THE EXERCISE:
Every line of the material is to be quoted verbatim, minus the pictures.

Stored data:

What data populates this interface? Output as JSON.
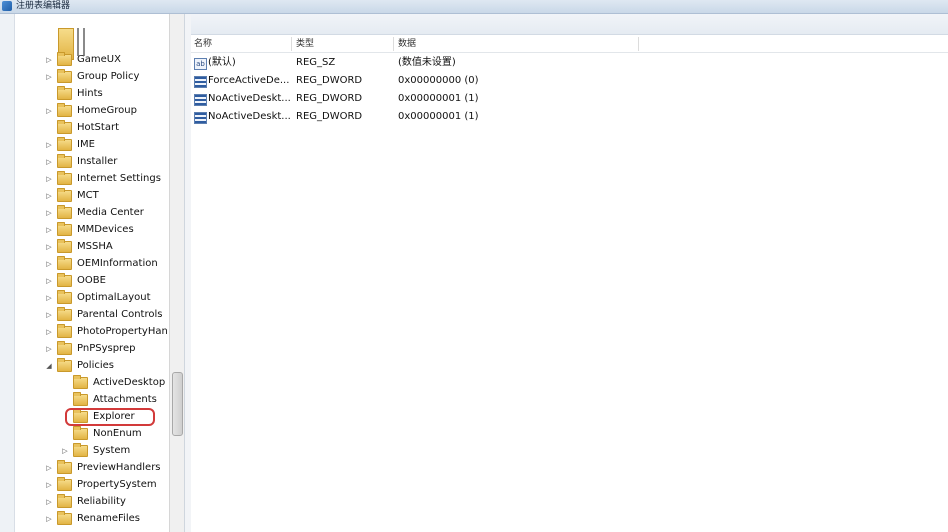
{
  "window": {
    "title": "注册表编辑器",
    "icon": "registry-editor-icon"
  },
  "tree": {
    "items": [
      {
        "label": "GameUX",
        "level": 0,
        "expander": "collapsed"
      },
      {
        "label": "Group Policy",
        "level": 0,
        "expander": "collapsed"
      },
      {
        "label": "Hints",
        "level": 0,
        "expander": "none"
      },
      {
        "label": "HomeGroup",
        "level": 0,
        "expander": "collapsed"
      },
      {
        "label": "HotStart",
        "level": 0,
        "expander": "none"
      },
      {
        "label": "IME",
        "level": 0,
        "expander": "collapsed"
      },
      {
        "label": "Installer",
        "level": 0,
        "expander": "collapsed"
      },
      {
        "label": "Internet Settings",
        "level": 0,
        "expander": "collapsed"
      },
      {
        "label": "MCT",
        "level": 0,
        "expander": "collapsed"
      },
      {
        "label": "Media Center",
        "level": 0,
        "expander": "collapsed"
      },
      {
        "label": "MMDevices",
        "level": 0,
        "expander": "collapsed"
      },
      {
        "label": "MSSHA",
        "level": 0,
        "expander": "collapsed"
      },
      {
        "label": "OEMInformation",
        "level": 0,
        "expander": "collapsed"
      },
      {
        "label": "OOBE",
        "level": 0,
        "expander": "collapsed"
      },
      {
        "label": "OptimalLayout",
        "level": 0,
        "expander": "collapsed"
      },
      {
        "label": "Parental Controls",
        "level": 0,
        "expander": "collapsed"
      },
      {
        "label": "PhotoPropertyHan",
        "level": 0,
        "expander": "collapsed"
      },
      {
        "label": "PnPSysprep",
        "level": 0,
        "expander": "collapsed"
      },
      {
        "label": "Policies",
        "level": 0,
        "expander": "expanded"
      },
      {
        "label": "ActiveDesktop",
        "level": 1,
        "expander": "none"
      },
      {
        "label": "Attachments",
        "level": 1,
        "expander": "none"
      },
      {
        "label": "Explorer",
        "level": 1,
        "expander": "none",
        "highlighted": true
      },
      {
        "label": "NonEnum",
        "level": 1,
        "expander": "none"
      },
      {
        "label": "System",
        "level": 1,
        "expander": "collapsed"
      },
      {
        "label": "PreviewHandlers",
        "level": 0,
        "expander": "collapsed"
      },
      {
        "label": "PropertySystem",
        "level": 0,
        "expander": "collapsed"
      },
      {
        "label": "Reliability",
        "level": 0,
        "expander": "collapsed"
      },
      {
        "label": "RenameFiles",
        "level": 0,
        "expander": "collapsed"
      }
    ]
  },
  "values": {
    "columns": {
      "name": "名称",
      "type": "类型",
      "data": "数据"
    },
    "rows": [
      {
        "name": "(默认)",
        "type": "REG_SZ",
        "data": "(数值未设置)",
        "icon": "string-value-icon"
      },
      {
        "name": "ForceActiveDe...",
        "type": "REG_DWORD",
        "data": "0x00000000 (0)",
        "icon": "dword-value-icon"
      },
      {
        "name": "NoActiveDeskt...",
        "type": "REG_DWORD",
        "data": "0x00000001 (1)",
        "icon": "dword-value-icon"
      },
      {
        "name": "NoActiveDeskt...",
        "type": "REG_DWORD",
        "data": "0x00000001 (1)",
        "icon": "dword-value-icon"
      }
    ]
  },
  "colors": {
    "highlight_box": "#d23a3a",
    "folder": "#e2b444"
  }
}
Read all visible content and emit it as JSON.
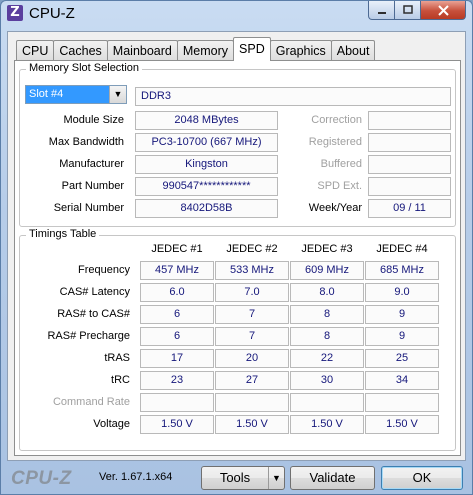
{
  "window": {
    "title": "CPU-Z",
    "app_icon": "Z"
  },
  "tabs": [
    "CPU",
    "Caches",
    "Mainboard",
    "Memory",
    "SPD",
    "Graphics",
    "About"
  ],
  "active_tab": "SPD",
  "slot_group": {
    "title": "Memory Slot Selection",
    "selected_slot": "Slot #4",
    "memory_type": "DDR3",
    "module_size_label": "Module Size",
    "module_size": "2048 MBytes",
    "max_bandwidth_label": "Max Bandwidth",
    "max_bandwidth": "PC3-10700 (667 MHz)",
    "manufacturer_label": "Manufacturer",
    "manufacturer": "Kingston",
    "part_number_label": "Part Number",
    "part_number": "990547************",
    "serial_number_label": "Serial Number",
    "serial_number": "8402D58B",
    "correction_label": "Correction",
    "registered_label": "Registered",
    "buffered_label": "Buffered",
    "spd_ext_label": "SPD Ext.",
    "week_year_label": "Week/Year",
    "week_year": "09 / 11"
  },
  "timings": {
    "title": "Timings Table",
    "columns": [
      "JEDEC #1",
      "JEDEC #2",
      "JEDEC #3",
      "JEDEC #4"
    ],
    "rows": [
      {
        "label": "Frequency",
        "values": [
          "457 MHz",
          "533 MHz",
          "609 MHz",
          "685 MHz"
        ]
      },
      {
        "label": "CAS# Latency",
        "values": [
          "6.0",
          "7.0",
          "8.0",
          "9.0"
        ]
      },
      {
        "label": "RAS# to CAS#",
        "values": [
          "6",
          "7",
          "8",
          "9"
        ]
      },
      {
        "label": "RAS# Precharge",
        "values": [
          "6",
          "7",
          "8",
          "9"
        ]
      },
      {
        "label": "tRAS",
        "values": [
          "17",
          "20",
          "22",
          "25"
        ]
      },
      {
        "label": "tRC",
        "values": [
          "23",
          "27",
          "30",
          "34"
        ]
      },
      {
        "label": "Command Rate",
        "values": [
          "",
          "",
          "",
          ""
        ],
        "dim": true
      },
      {
        "label": "Voltage",
        "values": [
          "1.50 V",
          "1.50 V",
          "1.50 V",
          "1.50 V"
        ]
      }
    ]
  },
  "footer": {
    "brand": "CPU-Z",
    "version": "Ver. 1.67.1.x64",
    "tools_label": "Tools",
    "validate_label": "Validate",
    "ok_label": "OK"
  },
  "icons": {
    "minimize": "minimize-icon",
    "maximize": "maximize-icon",
    "close": "close-icon",
    "dropdown": "chevron-down-icon"
  }
}
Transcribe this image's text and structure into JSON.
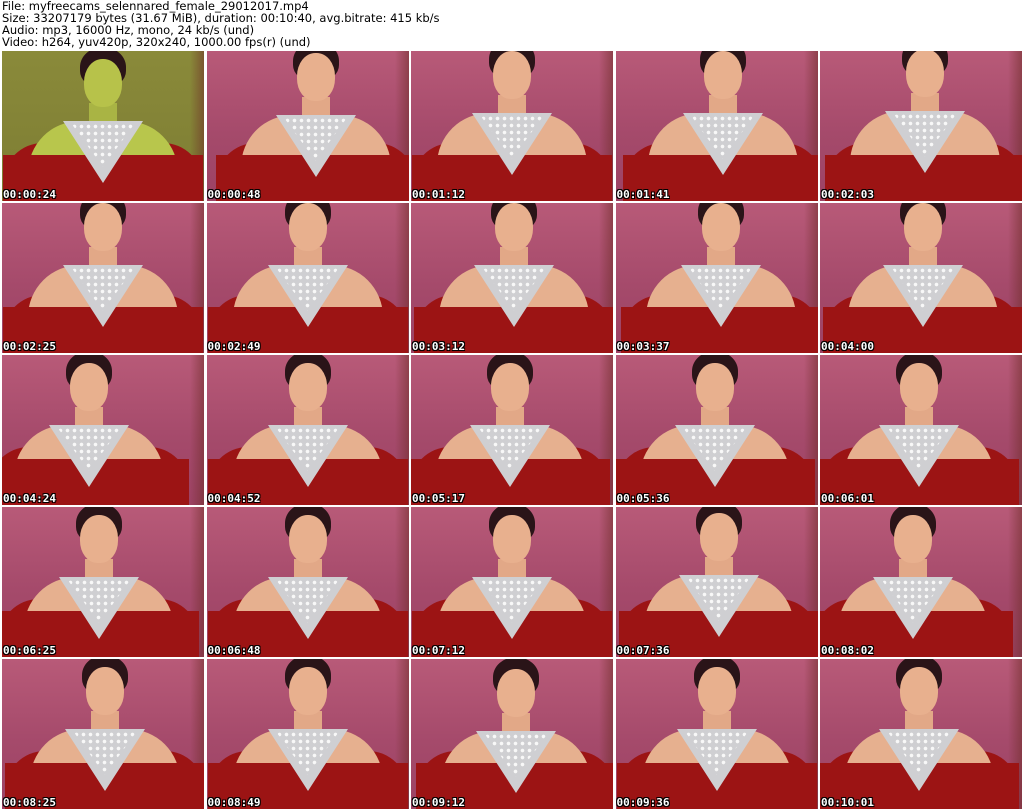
{
  "header": {
    "file_line": "File: myfreecams_selennared_female_29012017.mp4",
    "size_line": "Size: 33207179 bytes (31.67 MiB), duration: 00:10:40, avg.bitrate: 415 kb/s",
    "audio_line": "Audio: mp3, 16000 Hz, mono, 24 kb/s (und)",
    "video_line": "Video: h264, yuv420p, 320x240, 1000.00 fps(r) (und)"
  },
  "thumbnails": [
    {
      "timestamp": "00:00:24"
    },
    {
      "timestamp": "00:00:48"
    },
    {
      "timestamp": "00:01:12"
    },
    {
      "timestamp": "00:01:41"
    },
    {
      "timestamp": "00:02:03"
    },
    {
      "timestamp": "00:02:25"
    },
    {
      "timestamp": "00:02:49"
    },
    {
      "timestamp": "00:03:12"
    },
    {
      "timestamp": "00:03:37"
    },
    {
      "timestamp": "00:04:00"
    },
    {
      "timestamp": "00:04:24"
    },
    {
      "timestamp": "00:04:52"
    },
    {
      "timestamp": "00:05:17"
    },
    {
      "timestamp": "00:05:36"
    },
    {
      "timestamp": "00:06:01"
    },
    {
      "timestamp": "00:06:25"
    },
    {
      "timestamp": "00:06:48"
    },
    {
      "timestamp": "00:07:12"
    },
    {
      "timestamp": "00:07:36"
    },
    {
      "timestamp": "00:08:02"
    },
    {
      "timestamp": "00:08:25"
    },
    {
      "timestamp": "00:08:49"
    },
    {
      "timestamp": "00:09:12"
    },
    {
      "timestamp": "00:09:36"
    },
    {
      "timestamp": "00:10:01"
    }
  ],
  "colors": {
    "wall": "#b85a78",
    "dress": "#9c1414",
    "skin": "#e8b08e",
    "hair": "#2a1418",
    "necklace": "#cfcfd2",
    "timestamp_text": "#ffffff"
  }
}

TASK SOLUTION:
What data populates this interface? Output as JSON.
{
  "window": {
    "title": "注册表编辑器",
    "icon": "registry-editor-icon"
  },
  "tree": {
    "items": [
      {
        "label": "GameUX",
        "level": 0,
        "expander": "collapsed"
      },
      {
        "label": "Group Policy",
        "level": 0,
        "expander": "collapsed"
      },
      {
        "label": "Hints",
        "level": 0,
        "expander": "none"
      },
      {
        "label": "HomeGroup",
        "level": 0,
        "expander": "collapsed"
      },
      {
        "label": "HotStart",
        "level": 0,
        "expander": "none"
      },
      {
        "label": "IME",
        "level": 0,
        "expander": "collapsed"
      },
      {
        "label": "Installer",
        "level": 0,
        "expander": "collapsed"
      },
      {
        "label": "Internet Settings",
        "level": 0,
        "expander": "collapsed"
      },
      {
        "label": "MCT",
        "level": 0,
        "expander": "collapsed"
      },
      {
        "label": "Media Center",
        "level": 0,
        "expander": "collapsed"
      },
      {
        "label": "MMDevices",
        "level": 0,
        "expander": "collapsed"
      },
      {
        "label": "MSSHA",
        "level": 0,
        "expander": "collapsed"
      },
      {
        "label": "OEMInformation",
        "level": 0,
        "expander": "collapsed"
      },
      {
        "label": "OOBE",
        "level": 0,
        "expander": "collapsed"
      },
      {
        "label": "OptimalLayout",
        "level": 0,
        "expander": "collapsed"
      },
      {
        "label": "Parental Controls",
        "level": 0,
        "expander": "collapsed"
      },
      {
        "label": "PhotoPropertyHan",
        "level": 0,
        "expander": "collapsed"
      },
      {
        "label": "PnPSysprep",
        "level": 0,
        "expander": "collapsed"
      },
      {
        "label": "Policies",
        "level": 0,
        "expander": "expanded"
      },
      {
        "label": "ActiveDesktop",
        "level": 1,
        "expander": "none"
      },
      {
        "label": "Attachments",
        "level": 1,
        "expander": "none"
      },
      {
        "label": "Explorer",
        "level": 1,
        "expander": "none",
        "highlighted": true
      },
      {
        "label": "NonEnum",
        "level": 1,
        "expander": "none"
      },
      {
        "label": "System",
        "level": 1,
        "expander": "collapsed"
      },
      {
        "label": "PreviewHandlers",
        "level": 0,
        "expander": "collapsed"
      },
      {
        "label": "PropertySystem",
        "level": 0,
        "expander": "collapsed"
      },
      {
        "label": "Reliability",
        "level": 0,
        "expander": "collapsed"
      },
      {
        "label": "RenameFiles",
        "level": 0,
        "expander": "collapsed"
      }
    ]
  },
  "values": {
    "columns": {
      "name": "名称",
      "type": "类型",
      "data": "数据"
    },
    "rows": [
      {
        "name": "(默认)",
        "type": "REG_SZ",
        "data": "(数值未设置)",
        "icon": "string-value-icon"
      },
      {
        "name": "ForceActiveDe...",
        "type": "REG_DWORD",
        "data": "0x00000000 (0)",
        "icon": "dword-value-icon"
      },
      {
        "name": "NoActiveDeskt...",
        "type": "REG_DWORD",
        "data": "0x00000001 (1)",
        "icon": "dword-value-icon"
      },
      {
        "name": "NoActiveDeskt...",
        "type": "REG_DWORD",
        "data": "0x00000001 (1)",
        "icon": "dword-value-icon"
      }
    ]
  },
  "colors": {
    "highlight_box": "#d23a3a",
    "folder": "#e2b444"
  }
}
Read all visible content and emit it as JSON.
{
  "window": {
    "title": "CPU-Z",
    "app_icon": "Z"
  },
  "tabs": [
    "CPU",
    "Caches",
    "Mainboard",
    "Memory",
    "SPD",
    "Graphics",
    "About"
  ],
  "active_tab": "SPD",
  "slot_group": {
    "title": "Memory Slot Selection",
    "selected_slot": "Slot #4",
    "memory_type": "DDR3",
    "module_size_label": "Module Size",
    "module_size": "2048 MBytes",
    "max_bandwidth_label": "Max Bandwidth",
    "max_bandwidth": "PC3-10700 (667 MHz)",
    "manufacturer_label": "Manufacturer",
    "manufacturer": "Kingston",
    "part_number_label": "Part Number",
    "part_number": "990547************",
    "serial_number_label": "Serial Number",
    "serial_number": "8402D58B",
    "correction_label": "Correction",
    "registered_label": "Registered",
    "buffered_label": "Buffered",
    "spd_ext_label": "SPD Ext.",
    "week_year_label": "Week/Year",
    "week_year": "09 / 11"
  },
  "timings": {
    "title": "Timings Table",
    "columns": [
      "JEDEC #1",
      "JEDEC #2",
      "JEDEC #3",
      "JEDEC #4"
    ],
    "rows": [
      {
        "label": "Frequency",
        "values": [
          "457 MHz",
          "533 MHz",
          "609 MHz",
          "685 MHz"
        ]
      },
      {
        "label": "CAS# Latency",
        "values": [
          "6.0",
          "7.0",
          "8.0",
          "9.0"
        ]
      },
      {
        "label": "RAS# to CAS#",
        "values": [
          "6",
          "7",
          "8",
          "9"
        ]
      },
      {
        "label": "RAS# Precharge",
        "values": [
          "6",
          "7",
          "8",
          "9"
        ]
      },
      {
        "label": "tRAS",
        "values": [
          "17",
          "20",
          "22",
          "25"
        ]
      },
      {
        "label": "tRC",
        "values": [
          "23",
          "27",
          "30",
          "34"
        ]
      },
      {
        "label": "Command Rate",
        "values": [
          "",
          "",
          "",
          ""
        ],
        "dim": true
      },
      {
        "label": "Voltage",
        "values": [
          "1.50 V",
          "1.50 V",
          "1.50 V",
          "1.50 V"
        ]
      }
    ]
  },
  "footer": {
    "brand": "CPU-Z",
    "version": "Ver. 1.67.1.x64",
    "tools_label": "Tools",
    "validate_label": "Validate",
    "ok_label": "OK"
  },
  "icons": {
    "minimize": "minimize-icon",
    "maximize": "maximize-icon",
    "close": "close-icon",
    "dropdown": "chevron-down-icon"
  }
}
Transcribe this image's text and structure into JSON.
{
  "header": {
    "file_line": "File: myfreecams_selennared_female_29012017.mp4",
    "size_line": "Size: 33207179 bytes (31.67 MiB), duration: 00:10:40, avg.bitrate: 415 kb/s",
    "audio_line": "Audio: mp3, 16000 Hz, mono, 24 kb/s (und)",
    "video_line": "Video: h264, yuv420p, 320x240, 1000.00 fps(r) (und)"
  },
  "thumbnails": [
    {
      "timestamp": "00:00:24"
    },
    {
      "timestamp": "00:00:48"
    },
    {
      "timestamp": "00:01:12"
    },
    {
      "timestamp": "00:01:41"
    },
    {
      "timestamp": "00:02:03"
    },
    {
      "timestamp": "00:02:25"
    },
    {
      "timestamp": "00:02:49"
    },
    {
      "timestamp": "00:03:12"
    },
    {
      "timestamp": "00:03:37"
    },
    {
      "timestamp": "00:04:00"
    },
    {
      "timestamp": "00:04:24"
    },
    {
      "timestamp": "00:04:52"
    },
    {
      "timestamp": "00:05:17"
    },
    {
      "timestamp": "00:05:36"
    },
    {
      "timestamp": "00:06:01"
    },
    {
      "timestamp": "00:06:25"
    },
    {
      "timestamp": "00:06:48"
    },
    {
      "timestamp": "00:07:12"
    },
    {
      "timestamp": "00:07:36"
    },
    {
      "timestamp": "00:08:02"
    },
    {
      "timestamp": "00:08:25"
    },
    {
      "timestamp": "00:08:49"
    },
    {
      "timestamp": "00:09:12"
    },
    {
      "timestamp": "00:09:36"
    },
    {
      "timestamp": "00:10:01"
    }
  ],
  "colors": {
    "wall": "#b85a78",
    "dress": "#9c1414",
    "skin": "#e8b08e",
    "hair": "#2a1418",
    "necklace": "#cfcfd2",
    "timestamp_text": "#ffffff"
  }
}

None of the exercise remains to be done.